● **Task brief**:
Write the data out again, character for character, with no images.

** START OF Exercise inputs **

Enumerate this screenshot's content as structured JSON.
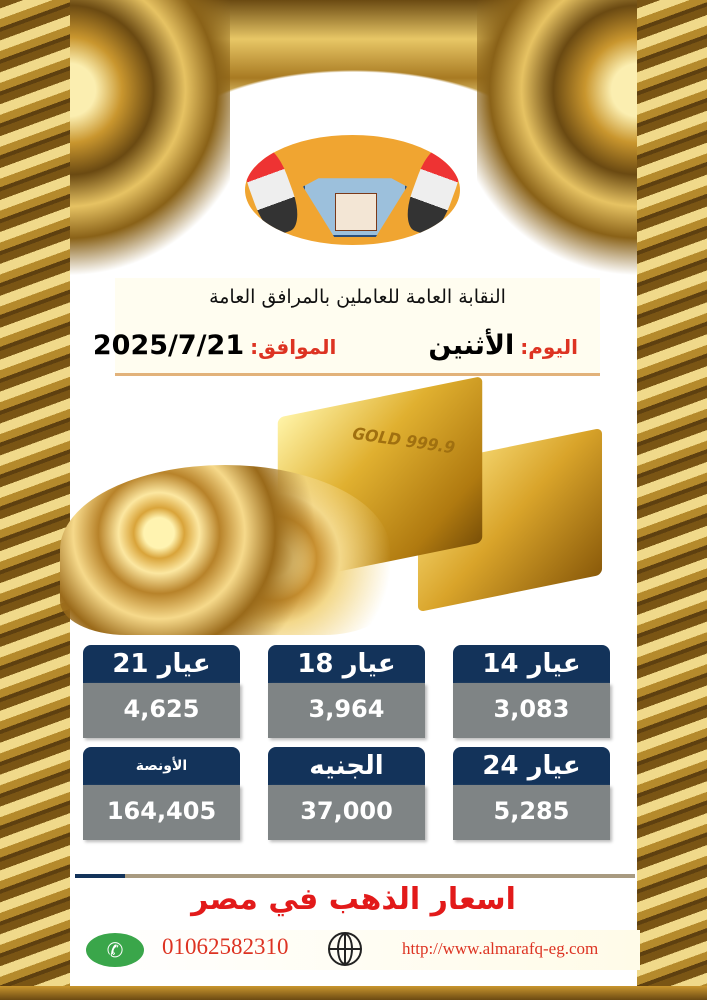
{
  "logo": {
    "lettering": "النقابة العامة للعاملين بالمرافق العامة"
  },
  "header": {
    "organization": "النقابة العامة للعاملين بالمرافق العامة",
    "day_label": "اليوم:",
    "day_value": "الأثنين",
    "date_label": "الموافق:",
    "date_value": "2025/7/21"
  },
  "image": {
    "bar_lettering": "GOLD 999.9"
  },
  "prices": [
    {
      "label": "عيار 21",
      "value": "4,625"
    },
    {
      "label": "عيار 18",
      "value": "3,964"
    },
    {
      "label": "عيار 14",
      "value": "3,083"
    },
    {
      "label": "الأونصة",
      "value": "164,405"
    },
    {
      "label": "الجنيه",
      "value": "37,000"
    },
    {
      "label": "عيار 24",
      "value": "5,285"
    }
  ],
  "title": "اسعار الذهب في مصر",
  "footer": {
    "phone": "01062582310",
    "website": "http://www.almarafq-eg.com",
    "phone_icon": "whatsapp-icon",
    "web_icon": "globe-icon"
  },
  "colors": {
    "card_header": "#13335a",
    "card_body": "#7f8485",
    "accent_red": "#e21a1a",
    "logo_bg": "#f0a531"
  }
}
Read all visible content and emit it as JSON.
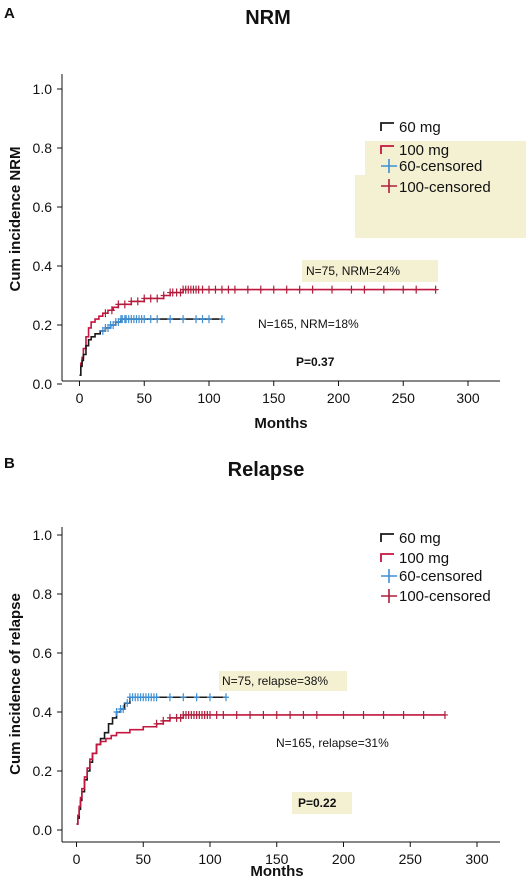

** END OF Exercise inputs **

● **Solution for this task**:
Enumerate this screenshot's content as structured JSON.
{
  "logo": {
    "lettering": "النقابة العامة للعاملين بالمرافق العامة"
  },
  "header": {
    "organization": "النقابة العامة للعاملين بالمرافق العامة",
    "day_label": "اليوم:",
    "day_value": "الأثنين",
    "date_label": "الموافق:",
    "date_value": "2025/7/21"
  },
  "image": {
    "bar_lettering": "GOLD 999.9"
  },
  "prices": [
    {
      "label": "عيار 21",
      "value": "4,625"
    },
    {
      "label": "عيار 18",
      "value": "3,964"
    },
    {
      "label": "عيار 14",
      "value": "3,083"
    },
    {
      "label": "الأونصة",
      "value": "164,405"
    },
    {
      "label": "الجنيه",
      "value": "37,000"
    },
    {
      "label": "عيار 24",
      "value": "5,285"
    }
  ],
  "title": "اسعار الذهب في مصر",
  "footer": {
    "phone": "01062582310",
    "website": "http://www.almarafq-eg.com",
    "phone_icon": "whatsapp-icon",
    "web_icon": "globe-icon"
  },
  "colors": {
    "card_header": "#13335a",
    "card_body": "#7f8485",
    "accent_red": "#e21a1a",
    "logo_bg": "#f0a531"
  }
}
Read all visible content and emit it as JSON.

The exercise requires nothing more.